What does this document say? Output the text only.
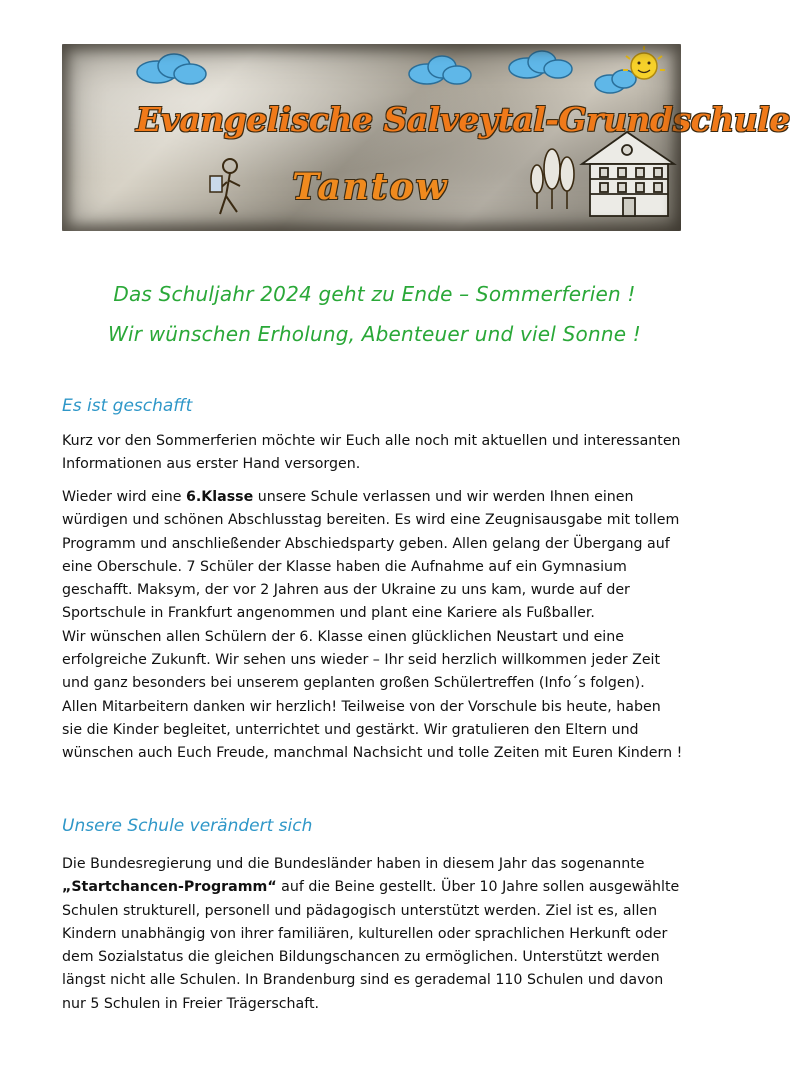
Evangelische Salveytal-Grundschule
Tantow
Das Schuljahr 2024 geht zu Ende – Sommerferien !
Wir wünschen Erholung, Abenteuer und viel Sonne !
Es ist geschafft

Kurz vor den Sommerferien möchte wir Euch alle noch mit aktuellen und interessanten

Informationen aus erster Hand versorgen.

Wieder wird eine 6.Klasse unsere Schule verlassen und wir werden Ihnen einen

würdigen und schönen Abschlusstag bereiten. Es wird eine Zeugnisausgabe mit tollem

Programm und anschließender Abschiedsparty geben. Allen gelang der Übergang auf

eine Oberschule. 7 Schüler der Klasse haben die Aufnahme auf ein Gymnasium

geschafft. Maksym, der vor 2 Jahren aus der Ukraine zu uns kam, wurde auf der

Sportschule in Frankfurt angenommen und plant eine Kariere als Fußballer.

Wir wünschen allen Schülern der 6. Klasse einen glücklichen Neustart und eine

erfolgreiche Zukunft. Wir sehen uns wieder – Ihr seid herzlich willkommen jeder Zeit

und ganz besonders bei unserem geplanten großen Schülertreffen (Info´s folgen).

Allen Mitarbeitern danken wir herzlich! Teilweise von der Vorschule bis heute, haben

sie die Kinder begleitet, unterrichtet und gestärkt. Wir gratulieren den Eltern und

wünschen auch Euch Freude, manchmal Nachsicht und tolle Zeiten mit Euren Kindern !

Unsere Schule verändert sich

Die Bundesregierung und die Bundesländer haben in diesem Jahr das sogenannte

„Startchancen-Programm“ auf die Beine gestellt. Über 10 Jahre sollen ausgewählte

Schulen strukturell, personell und pädagogisch unterstützt werden. Ziel ist es, allen

Kindern unabhängig von ihrer familiären, kulturellen oder sprachlichen Herkunft oder

dem Sozialstatus die gleichen Bildungschancen zu ermöglichen. Unterstützt werden

längst nicht alle Schulen. In Brandenburg sind es gerademal 110 Schulen und davon

nur 5 Schulen in Freier Trägerschaft.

» ASSIGNMENT:
Search the data for "Programm". Copy each line that has it.

» RESULT OF THE TASK:
Programm und anschließender Abschiedsparty geben. Allen gelang der Übergang auf
„Startchancen-Programm“ auf die Beine gestellt. Über 10 Jahre sollen ausgewählte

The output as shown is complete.